Collected data:
=-=-=-=-=

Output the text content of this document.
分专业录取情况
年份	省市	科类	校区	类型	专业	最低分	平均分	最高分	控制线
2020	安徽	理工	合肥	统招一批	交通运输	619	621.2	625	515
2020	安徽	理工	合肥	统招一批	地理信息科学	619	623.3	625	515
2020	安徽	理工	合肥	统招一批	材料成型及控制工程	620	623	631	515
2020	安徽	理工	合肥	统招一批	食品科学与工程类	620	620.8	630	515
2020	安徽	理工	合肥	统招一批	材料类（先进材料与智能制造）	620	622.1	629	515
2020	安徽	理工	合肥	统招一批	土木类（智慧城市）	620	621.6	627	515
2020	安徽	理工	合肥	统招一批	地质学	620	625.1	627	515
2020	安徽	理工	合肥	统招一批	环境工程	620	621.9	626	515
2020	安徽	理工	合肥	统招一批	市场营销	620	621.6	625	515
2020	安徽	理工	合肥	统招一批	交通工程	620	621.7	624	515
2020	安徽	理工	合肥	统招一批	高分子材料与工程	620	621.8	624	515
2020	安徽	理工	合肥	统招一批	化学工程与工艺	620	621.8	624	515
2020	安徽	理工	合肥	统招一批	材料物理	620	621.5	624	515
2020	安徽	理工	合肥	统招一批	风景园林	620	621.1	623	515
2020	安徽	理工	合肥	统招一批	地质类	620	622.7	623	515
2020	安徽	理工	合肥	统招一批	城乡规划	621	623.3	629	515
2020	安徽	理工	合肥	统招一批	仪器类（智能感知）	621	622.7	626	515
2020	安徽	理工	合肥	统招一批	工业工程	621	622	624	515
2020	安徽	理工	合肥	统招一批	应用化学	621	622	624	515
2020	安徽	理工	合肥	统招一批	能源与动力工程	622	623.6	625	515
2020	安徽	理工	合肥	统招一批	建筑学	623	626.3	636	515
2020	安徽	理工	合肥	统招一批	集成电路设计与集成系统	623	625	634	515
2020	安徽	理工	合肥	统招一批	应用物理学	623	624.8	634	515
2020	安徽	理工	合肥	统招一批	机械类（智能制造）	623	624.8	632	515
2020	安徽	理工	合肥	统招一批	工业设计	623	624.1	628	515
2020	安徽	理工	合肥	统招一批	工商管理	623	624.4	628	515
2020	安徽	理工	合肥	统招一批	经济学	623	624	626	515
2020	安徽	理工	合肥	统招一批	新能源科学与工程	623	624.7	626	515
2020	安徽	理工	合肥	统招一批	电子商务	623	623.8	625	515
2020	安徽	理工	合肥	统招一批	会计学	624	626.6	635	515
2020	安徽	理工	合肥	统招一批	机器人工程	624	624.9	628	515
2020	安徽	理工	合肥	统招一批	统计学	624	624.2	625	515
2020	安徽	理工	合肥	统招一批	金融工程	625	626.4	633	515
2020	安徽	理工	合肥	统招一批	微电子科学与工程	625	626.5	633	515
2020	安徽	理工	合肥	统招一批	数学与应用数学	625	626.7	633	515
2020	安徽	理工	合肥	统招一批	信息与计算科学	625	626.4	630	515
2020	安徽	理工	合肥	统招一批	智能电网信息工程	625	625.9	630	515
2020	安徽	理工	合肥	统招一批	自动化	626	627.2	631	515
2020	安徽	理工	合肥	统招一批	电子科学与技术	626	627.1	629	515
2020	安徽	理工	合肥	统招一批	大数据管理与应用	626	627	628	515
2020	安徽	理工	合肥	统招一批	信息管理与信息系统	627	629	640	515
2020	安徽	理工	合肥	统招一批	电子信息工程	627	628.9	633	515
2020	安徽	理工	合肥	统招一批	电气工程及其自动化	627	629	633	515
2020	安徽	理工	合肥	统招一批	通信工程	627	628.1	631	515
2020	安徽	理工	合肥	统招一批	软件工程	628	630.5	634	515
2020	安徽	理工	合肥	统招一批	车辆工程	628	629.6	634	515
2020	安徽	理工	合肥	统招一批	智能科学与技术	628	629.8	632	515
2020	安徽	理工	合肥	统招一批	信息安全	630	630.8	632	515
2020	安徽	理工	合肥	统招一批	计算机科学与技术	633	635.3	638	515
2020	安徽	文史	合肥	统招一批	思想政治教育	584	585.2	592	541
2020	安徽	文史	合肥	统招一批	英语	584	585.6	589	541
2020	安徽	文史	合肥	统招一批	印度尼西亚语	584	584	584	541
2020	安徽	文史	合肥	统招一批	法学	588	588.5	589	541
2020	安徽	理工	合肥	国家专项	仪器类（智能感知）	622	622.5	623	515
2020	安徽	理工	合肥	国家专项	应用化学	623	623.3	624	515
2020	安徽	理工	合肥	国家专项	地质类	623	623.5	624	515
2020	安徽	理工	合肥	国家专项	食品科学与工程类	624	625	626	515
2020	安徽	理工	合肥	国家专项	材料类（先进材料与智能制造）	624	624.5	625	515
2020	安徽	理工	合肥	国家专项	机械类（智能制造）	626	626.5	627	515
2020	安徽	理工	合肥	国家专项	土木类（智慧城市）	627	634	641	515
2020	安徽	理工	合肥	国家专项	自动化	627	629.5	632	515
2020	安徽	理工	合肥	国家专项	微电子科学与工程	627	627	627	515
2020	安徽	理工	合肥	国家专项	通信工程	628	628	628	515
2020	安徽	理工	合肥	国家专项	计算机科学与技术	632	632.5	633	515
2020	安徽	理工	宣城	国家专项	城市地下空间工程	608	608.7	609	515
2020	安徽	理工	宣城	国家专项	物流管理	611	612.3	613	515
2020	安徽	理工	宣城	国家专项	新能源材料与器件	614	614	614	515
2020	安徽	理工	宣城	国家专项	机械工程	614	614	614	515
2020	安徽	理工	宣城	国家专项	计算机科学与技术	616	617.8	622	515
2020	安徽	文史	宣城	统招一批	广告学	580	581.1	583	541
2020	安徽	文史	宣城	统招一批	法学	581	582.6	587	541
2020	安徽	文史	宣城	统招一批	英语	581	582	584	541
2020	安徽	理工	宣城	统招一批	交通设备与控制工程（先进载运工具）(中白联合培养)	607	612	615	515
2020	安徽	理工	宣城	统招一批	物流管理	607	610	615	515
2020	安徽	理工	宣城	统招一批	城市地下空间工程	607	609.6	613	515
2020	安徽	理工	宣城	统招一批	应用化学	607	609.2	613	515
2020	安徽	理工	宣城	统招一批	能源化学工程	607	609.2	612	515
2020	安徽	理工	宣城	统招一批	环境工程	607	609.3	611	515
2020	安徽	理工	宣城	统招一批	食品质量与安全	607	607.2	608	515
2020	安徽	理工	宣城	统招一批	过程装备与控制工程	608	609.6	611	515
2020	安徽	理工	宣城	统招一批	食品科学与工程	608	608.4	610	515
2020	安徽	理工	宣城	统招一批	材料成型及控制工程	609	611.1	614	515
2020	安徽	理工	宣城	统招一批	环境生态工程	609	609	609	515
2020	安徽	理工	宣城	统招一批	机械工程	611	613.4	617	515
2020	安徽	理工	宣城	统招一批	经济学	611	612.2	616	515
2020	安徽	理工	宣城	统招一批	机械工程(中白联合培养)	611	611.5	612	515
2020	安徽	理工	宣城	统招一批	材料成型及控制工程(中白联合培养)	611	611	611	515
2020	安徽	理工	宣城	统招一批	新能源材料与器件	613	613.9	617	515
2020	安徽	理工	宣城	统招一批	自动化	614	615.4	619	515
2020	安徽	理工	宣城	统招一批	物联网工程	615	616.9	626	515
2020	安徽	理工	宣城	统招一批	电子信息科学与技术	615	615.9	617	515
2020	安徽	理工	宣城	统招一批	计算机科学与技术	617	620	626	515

=-=-=-=-=

▶ [Requirement] Go through the entries and repeat each one exactly.

▶ [Full response]
Output the text content of this document.
分专业录取情况
年份	省市	科类	校区	类型	专业	最低分	平均分	最高分	控制线
2020	安徽	理工	合肥	统招一批	交通运输	619	621.2	625	515
2020	安徽	理工	合肥	统招一批	地理信息科学	619	623.3	625	515
2020	安徽	理工	合肥	统招一批	材料成型及控制工程	620	623	631	515
2020	安徽	理工	合肥	统招一批	食品科学与工程类	620	620.8	630	515
2020	安徽	理工	合肥	统招一批	材料类（先进材料与智能制造）	620	622.1	629	515
2020	安徽	理工	合肥	统招一批	土木类（智慧城市）	620	621.6	627	515
2020	安徽	理工	合肥	统招一批	地质学	620	625.1	627	515
2020	安徽	理工	合肥	统招一批	环境工程	620	621.9	626	515
2020	安徽	理工	合肥	统招一批	市场营销	620	621.6	625	515
2020	安徽	理工	合肥	统招一批	交通工程	620	621.7	624	515
2020	安徽	理工	合肥	统招一批	高分子材料与工程	620	621.8	624	515
2020	安徽	理工	合肥	统招一批	化学工程与工艺	620	621.8	624	515
2020	安徽	理工	合肥	统招一批	材料物理	620	621.5	624	515
2020	安徽	理工	合肥	统招一批	风景园林	620	621.1	623	515
2020	安徽	理工	合肥	统招一批	地质类	620	622.7	623	515
2020	安徽	理工	合肥	统招一批	城乡规划	621	623.3	629	515
2020	安徽	理工	合肥	统招一批	仪器类（智能感知）	621	622.7	626	515
2020	安徽	理工	合肥	统招一批	工业工程	621	622	624	515
2020	安徽	理工	合肥	统招一批	应用化学	621	622	624	515
2020	安徽	理工	合肥	统招一批	能源与动力工程	622	623.6	625	515
2020	安徽	理工	合肥	统招一批	建筑学	623	626.3	636	515
2020	安徽	理工	合肥	统招一批	集成电路设计与集成系统	623	625	634	515
2020	安徽	理工	合肥	统招一批	应用物理学	623	624.8	634	515
2020	安徽	理工	合肥	统招一批	机械类（智能制造）	623	624.8	632	515
2020	安徽	理工	合肥	统招一批	工业设计	623	624.1	628	515
2020	安徽	理工	合肥	统招一批	工商管理	623	624.4	628	515
2020	安徽	理工	合肥	统招一批	经济学	623	624	626	515
2020	安徽	理工	合肥	统招一批	新能源科学与工程	623	624.7	626	515
2020	安徽	理工	合肥	统招一批	电子商务	623	623.8	625	515
2020	安徽	理工	合肥	统招一批	会计学	624	626.6	635	515
2020	安徽	理工	合肥	统招一批	机器人工程	624	624.9	628	515
2020	安徽	理工	合肥	统招一批	统计学	624	624.2	625	515
2020	安徽	理工	合肥	统招一批	金融工程	625	626.4	633	515
2020	安徽	理工	合肥	统招一批	微电子科学与工程	625	626.5	633	515
2020	安徽	理工	合肥	统招一批	数学与应用数学	625	626.7	633	515
2020	安徽	理工	合肥	统招一批	信息与计算科学	625	626.4	630	515
2020	安徽	理工	合肥	统招一批	智能电网信息工程	625	625.9	630	515
2020	安徽	理工	合肥	统招一批	自动化	626	627.2	631	515
2020	安徽	理工	合肥	统招一批	电子科学与技术	626	627.1	629	515
2020	安徽	理工	合肥	统招一批	大数据管理与应用	626	627	628	515
2020	安徽	理工	合肥	统招一批	信息管理与信息系统	627	629	640	515
2020	安徽	理工	合肥	统招一批	电子信息工程	627	628.9	633	515
2020	安徽	理工	合肥	统招一批	电气工程及其自动化	627	629	633	515
2020	安徽	理工	合肥	统招一批	通信工程	627	628.1	631	515
2020	安徽	理工	合肥	统招一批	软件工程	628	630.5	634	515
2020	安徽	理工	合肥	统招一批	车辆工程	628	629.6	634	515
2020	安徽	理工	合肥	统招一批	智能科学与技术	628	629.8	632	515
2020	安徽	理工	合肥	统招一批	信息安全	630	630.8	632	515
2020	安徽	理工	合肥	统招一批	计算机科学与技术	633	635.3	638	515
2020	安徽	文史	合肥	统招一批	思想政治教育	584	585.2	592	541
2020	安徽	文史	合肥	统招一批	英语	584	585.6	589	541
2020	安徽	文史	合肥	统招一批	印度尼西亚语	584	584	584	541
2020	安徽	文史	合肥	统招一批	法学	588	588.5	589	541
2020	安徽	理工	合肥	国家专项	仪器类（智能感知）	622	622.5	623	515
2020	安徽	理工	合肥	国家专项	应用化学	623	623.3	624	515
2020	安徽	理工	合肥	国家专项	地质类	623	623.5	624	515
2020	安徽	理工	合肥	国家专项	食品科学与工程类	624	625	626	515
2020	安徽	理工	合肥	国家专项	材料类（先进材料与智能制造）	624	624.5	625	515
2020	安徽	理工	合肥	国家专项	机械类（智能制造）	626	626.5	627	515
2020	安徽	理工	合肥	国家专项	土木类（智慧城市）	627	634	641	515
2020	安徽	理工	合肥	国家专项	自动化	627	629.5	632	515
2020	安徽	理工	合肥	国家专项	微电子科学与工程	627	627	627	515
2020	安徽	理工	合肥	国家专项	通信工程	628	628	628	515
2020	安徽	理工	合肥	国家专项	计算机科学与技术	632	632.5	633	515
2020	安徽	理工	宣城	国家专项	城市地下空间工程	608	608.7	609	515
2020	安徽	理工	宣城	国家专项	物流管理	611	612.3	613	515
2020	安徽	理工	宣城	国家专项	新能源材料与器件	614	614	614	515
2020	安徽	理工	宣城	国家专项	机械工程	614	614	614	515
2020	安徽	理工	宣城	国家专项	计算机科学与技术	616	617.8	622	515
2020	安徽	文史	宣城	统招一批	广告学	580	581.1	583	541
2020	安徽	文史	宣城	统招一批	法学	581	582.6	587	541
2020	安徽	文史	宣城	统招一批	英语	581	582	584	541
2020	安徽	理工	宣城	统招一批	交通设备与控制工程（先进载运工具）(中白联合培养)	607	612	615	515
2020	安徽	理工	宣城	统招一批	物流管理	607	610	615	515
2020	安徽	理工	宣城	统招一批	城市地下空间工程	607	609.6	613	515
2020	安徽	理工	宣城	统招一批	应用化学	607	609.2	613	515
2020	安徽	理工	宣城	统招一批	能源化学工程	607	609.2	612	515
2020	安徽	理工	宣城	统招一批	环境工程	607	609.3	611	515
2020	安徽	理工	宣城	统招一批	食品质量与安全	607	607.2	608	515
2020	安徽	理工	宣城	统招一批	过程装备与控制工程	608	609.6	611	515
2020	安徽	理工	宣城	统招一批	食品科学与工程	608	608.4	610	515
2020	安徽	理工	宣城	统招一批	材料成型及控制工程	609	611.1	614	515
2020	安徽	理工	宣城	统招一批	环境生态工程	609	609	609	515
2020	安徽	理工	宣城	统招一批	机械工程	611	613.4	617	515
2020	安徽	理工	宣城	统招一批	经济学	611	612.2	616	515
2020	安徽	理工	宣城	统招一批	机械工程(中白联合培养)	611	611.5	612	515
2020	安徽	理工	宣城	统招一批	材料成型及控制工程(中白联合培养)	611	611	611	515
2020	安徽	理工	宣城	统招一批	新能源材料与器件	613	613.9	617	515
2020	安徽	理工	宣城	统招一批	自动化	614	615.4	619	515
2020	安徽	理工	宣城	统招一批	物联网工程	615	616.9	626	515
2020	安徽	理工	宣城	统招一批	电子信息科学与技术	615	615.9	617	515
2020	安徽	理工	宣城	统招一批	计算机科学与技术	617	620	626	515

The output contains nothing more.